Document segment >>
____________
Some sites (Falter_, Konsument_, LWN_, `Oberösterreichische Nachrichten`_,
Übermedien_) offer articles only behind a paywall. If you have a paid
subscription, you can configure your username and password in ``feeds.cfg`` and
also read paywalled articles from within your feed reader. For the less
fortunate who don't have a subscription, paywalled articles are tagged with
``paywalled`` so they can be filtered, if desired.

All feeds contain the articles in full text so you never have to leave your
feed reader while reading.

Installation
------------

Feeds is meant to be installed on your server and run periodically in a cron
job or similar job scheduler. We recommend to install Feeds inside a virtual
environment.

Feeds can be installed from PyPI using ``pip``:

.. code-block:: bash

$ pip install PyFeeds

You may also install the current development version. The master branch is
considered stable enough for daily use:

.. code-block:: bash

$ pip install https://github.com/pyfeeds/pyfeeds/archive/master.tar.gz

After installation ``feeds`` is available in your virtual environment.

Feeds supports Python 3.8+.

Quickstart
----------

* List all available spiders::

$ feeds list

* Feeds allows to crawl one or more spiders without configuration, e.g.::

$ feeds crawl tvthek.orf.at

* A configuration file is supported too. Simply copy the template configuration
and adjust it. Enable the spiders you are interested in and adjust the output
path where Feeds stores the scraped Atom feeds::

$ cp feeds.cfg.dist feeds.cfg
$ $EDITOR feeds.cfg
$ feeds --config feeds.cfg crawl

* Point your feed reader to the generated Atom feeds and start reading. Feeds
works best when run periodically in a cron job.
____________
Work to do >>
- a) Name every site that the Feeds guide says offers articles only behind a paywall.
- b) Write the next part of the Feeds guide, picking up right after its final sentence.
____________
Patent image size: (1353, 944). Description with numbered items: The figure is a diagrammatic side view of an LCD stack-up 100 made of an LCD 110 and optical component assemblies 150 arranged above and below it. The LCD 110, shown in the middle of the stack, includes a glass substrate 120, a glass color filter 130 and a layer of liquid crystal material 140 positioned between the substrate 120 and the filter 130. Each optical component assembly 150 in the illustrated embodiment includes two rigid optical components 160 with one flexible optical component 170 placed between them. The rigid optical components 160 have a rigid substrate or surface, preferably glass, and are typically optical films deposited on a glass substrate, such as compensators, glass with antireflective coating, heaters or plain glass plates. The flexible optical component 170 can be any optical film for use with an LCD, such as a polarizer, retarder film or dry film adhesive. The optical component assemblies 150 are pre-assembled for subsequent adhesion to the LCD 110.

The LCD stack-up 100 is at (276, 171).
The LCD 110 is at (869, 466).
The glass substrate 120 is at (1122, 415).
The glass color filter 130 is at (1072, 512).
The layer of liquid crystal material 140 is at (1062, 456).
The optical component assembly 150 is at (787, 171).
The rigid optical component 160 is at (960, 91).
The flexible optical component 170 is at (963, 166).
____________
Answers >>
- a) Falter, Konsument, LWN, Oberösterreichische Nachrichten, Übermedien

- b)
* Run ``feeds --help`` or ``feeds --help`` for help and usage
details.

Caching
-------

Feeds caches HTTP responses by default to save bandwidth. Entries are cached
for 90 days by default (this can be overwritten in the config file). Outdated
entries are purged from cache automatically after a crawl. It's also possible
to explicitly purge the cache from outdated entries::

$ feeds --config feeds.cfg cleanup

Related work
------------

* `morss `_ creates feeds, similar to Feeds
but in "real-time", i.e. on (HTTP) request.
* `Full-Text RSS `_ converts
feeds to contain the full article and not only a teaser based on heuristics
and rules. Feeds are converted in "real-time", i.e. on request basis.
* `f43.me `_ converts feeds to contain the
full article and also improves articles by adding links to the comment
sections of Hacker News and Reddit. Feeds are converted periodically.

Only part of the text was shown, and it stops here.